#### Aan de slag
[1] Schrijf uit de tekst over Susi Nicoletti letterlijk het stuk over dat begint bij de woorden met "Om haar vaardigheden" en eindigt met "25 maart 1941.".
[2] Op wiens bevel moest de heks volgens de tekst over Susi Nicoletti "jüdeln"?
[3] Schrijf de tekst over Susi Nicoletti verder, te beginnen na de laatste zin.

Om haar vaardigheden als danseres niet te verleren trainde ze ‘s ochtends vroeg met het ballet van de opera en danste ze ook weer tijdens carnaval en op andere evenementen. Ze was dankbaar voor elke kans om het huishoudelijke budget te verbeteren, want haar moeder, die zelf maar over een klein inkomen beschikte, woonde bij haar.
Maria Kramer, Susi Nicoletti en Sylvia Devez (van links naar rechts) in "Das Mädel aus der Vorstadt" van Johann Nestroy. Wiener Burgtheater. 25 maart 1941.


NS-tijd

Susi Nicoletti was in Neurenberg regelmatig in sprookjes te zien en, blond en blauwogig zoals ze was, moest ze altijd de prinsesjes spelen. Zelf had ze veel liever als heks opgetreden, bijvoorbeeld in “Dornröschen” (Doornroosje) naar de gebroeders Grimm. Uiteindelijk was ze echter blij dat in dat stuk haar de titelrol toeviel, want de heks moest, op bevel van Gauleiter Julius Streicher, “jüdeln”, dus haar tekst met een overdreven joods accent spreken: De heks was boos en boosheid had in de Nationaal Socialistische (NS)-esthetiek stereotiepe joodse kenmerken zoals kromme neuzen en “jüdeln” dus.[20]

Susi Nicoletti besteedde in haar memoires ruimschoots aandacht aan de NS-tijd, in tegenstelling tot talrijke andere acteurs, die de jaren onder Hitler en hun eigen rol in het toenmalige cultuurleven kort afhandelden.

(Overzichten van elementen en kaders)
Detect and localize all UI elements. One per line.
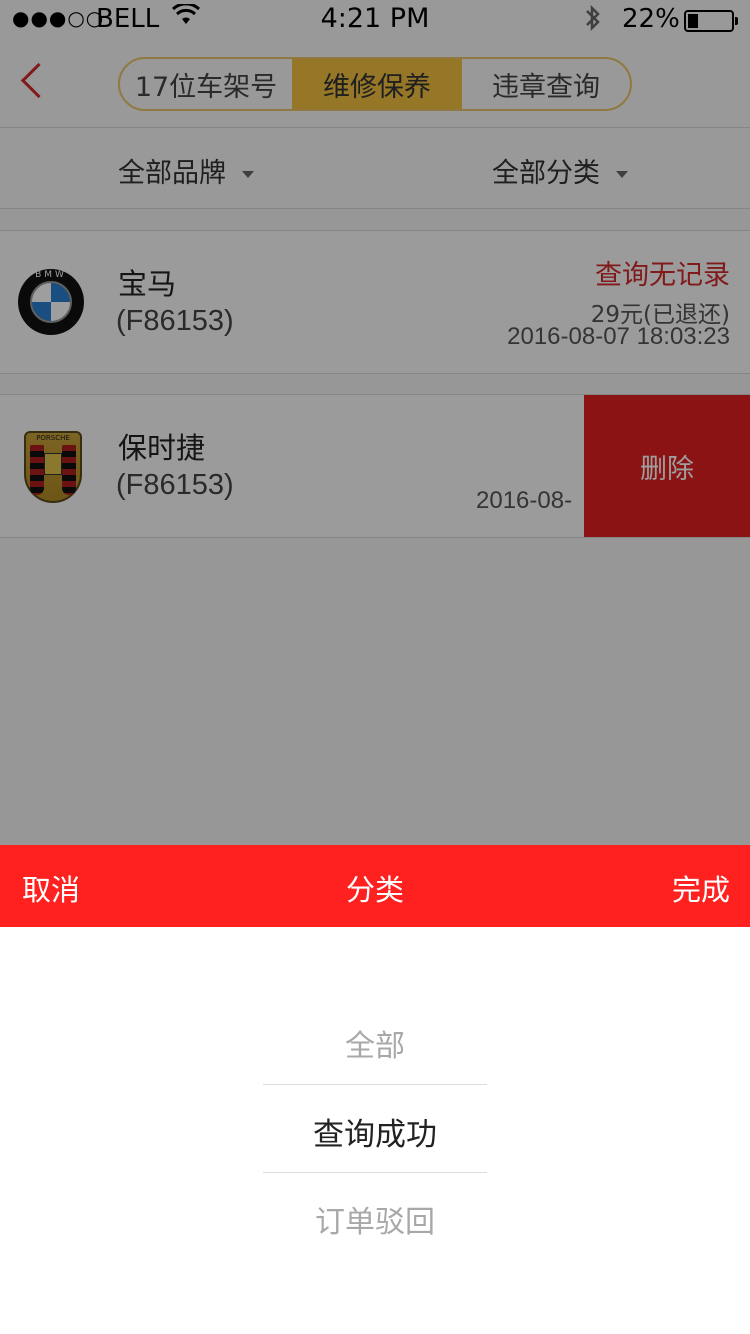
category-picker[interactable]: 全部 查询成功 订单驳回 (0, 927, 750, 1334)
done-button[interactable]: 完成 (672, 867, 730, 909)
picker-option[interactable]: 订单驳回 (0, 1197, 750, 1241)
picker-title: 分类 (345, 873, 404, 907)
picker-option[interactable]: 全部 (0, 1021, 750, 1065)
picker-toolbar: 取消 分类 完成 (0, 845, 750, 927)
picker-option-selected[interactable]: 查询成功 (0, 1109, 750, 1154)
dim-overlay[interactable] (0, 0, 750, 845)
selection-divider (263, 1172, 487, 1173)
selection-divider (263, 1084, 487, 1085)
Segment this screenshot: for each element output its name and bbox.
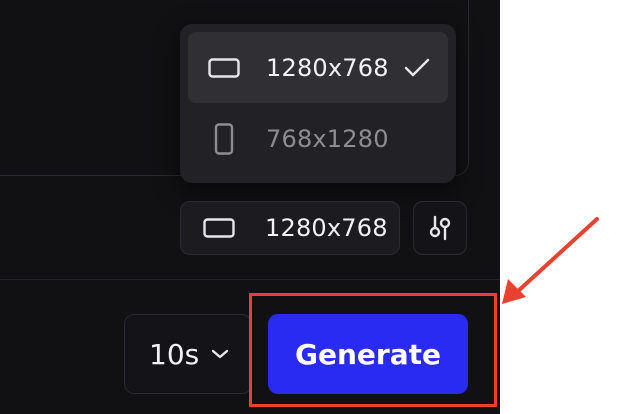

#### Antwoorden
[1]
Om haar vaardigheden als danseres niet te verleren trainde ze ‘s ochtends vroeg met het ballet van de opera en danste ze ook weer tijdens carnaval en op andere evenementen. Ze was dankbaar voor elke kans om het huishoudelijke budget te verbeteren, want haar moeder, die zelf maar over een klein inkomen beschikte, woonde bij haar.
Maria Kramer, Susi Nicoletti en Sylvia Devez (van links naar rechts) in "Das Mädel aus der Vorstadt" van Johann Nestroy. Wiener Burgtheater. 25 maart 1941.

[2] Op bevel van Gauleiter Julius Streicher.

[3]
Nicoletti was door haar engagement in Neurenberg in een van de centra van de NS-beweging beland. Hier vonden tussen 1923 en 1938 elk jaar de “Reichsparteitage” plaats, die uiteindelijk door rond een miljoen mensen bezocht werden.[21] Tijdens deze propagandabijeenkomsten moesten alle toneelkunstenaars van de stad verplicht aanwezig zijn en werden aan Adolf Hitler persoonlijk voorgesteld. Susi Nicoletti had een hekel aan grote massa’s mensen, aan geschreeuw en militairparades. Maar in dit geval was er geen ontsnappen aan. Om deze urenlange evenementen rustig te doorstaan, haalde ze de tulpenvelden uit haar Hollandse kindertijd voor ogen.[22]

Käthe Dorsch, een van de destijds meest belangrijke en beroemdste toneelactrices kwam als gast naar Neurenberg en speelde er de hoofdrol in de muzikale komedie “Das kleine Hofkonzert” van Toni Impekoven/ Paul Verhoeven (tekst) en Edmund Nick (muziek). Susi Nicoletti, die Käthe Dorsch buitengewoon vriendelijk en professioneel vond, viel op dat de grote ster haar tijdens de repetities doordringend observeerde. Ze was onzeker of de blikken van Dorsch een positieve of kritische bedoeling hadden. Toen ze korte tijd later auditie voor de film “Mutterliebe” van Gustav Ucicky deed, werd haar alles duidelijk. Käthe Dorsch, die de hoofdrol in deze film speelde, had Nicoletti voor de rol van haar dochter voorgesteld. Reden: Ze hadden volgens Dorsch dezelfde “Glupschaugen” (uitpuilende ogen), wat haar in Neurenberg direct opgevallen was.[23]
Nicoletti kreeg de rol en draaide in 1939 haar eerste film in Wenen, dat korte tijd later haar thuisstad voor de rest van haar leven zou worden. Nog tijdens de opnames van “Mutterliebe” kreeg ze een aanbod voor een tweede film (“Schmetterlinge”).[24]
Veel belangrijker was voor haar weliswaar dat het “Wiener Burgtheater” zich voor haar interesseerde. Na een auditie bij directeur/regisseur Lothar Müthel werd ze voor drie jaar geëngageerd.[25]

Het is opvallend dat Susi Nicoletti in haar herinneringen heel enthousiast schreef over de samenwerking met zowel Gustav Ucicky als ook Lothar Müthel.[26] Nicoletti, die collega-acteurs en actrices zoals Fred Hennings, Erik Frey, Otto Hartmann, Annie Rosar en Paula Pfluger[27] als overtuigde Nazi’s beschreef, verzweeg de belangrijke rol van deze twee regisseurs in de NS-propagandamachine compleet. Ucicky, een buitenechtelijke zoon van de schilder Gustav Klimt[28], draaide in 1941 de anti-Poolse en antisemitische film “Heimkehr”.[29] Lothar Müthel was verantwoordelijk voor de extreem antisemitische enscenering van “Der Kaufmann von Venedig” van William Shakespeare aan het “Wiener Burgtheater” in 1943.(“Der Kaufmann von Venedig”, 1943, zie ook de pagina van Alma Seidler).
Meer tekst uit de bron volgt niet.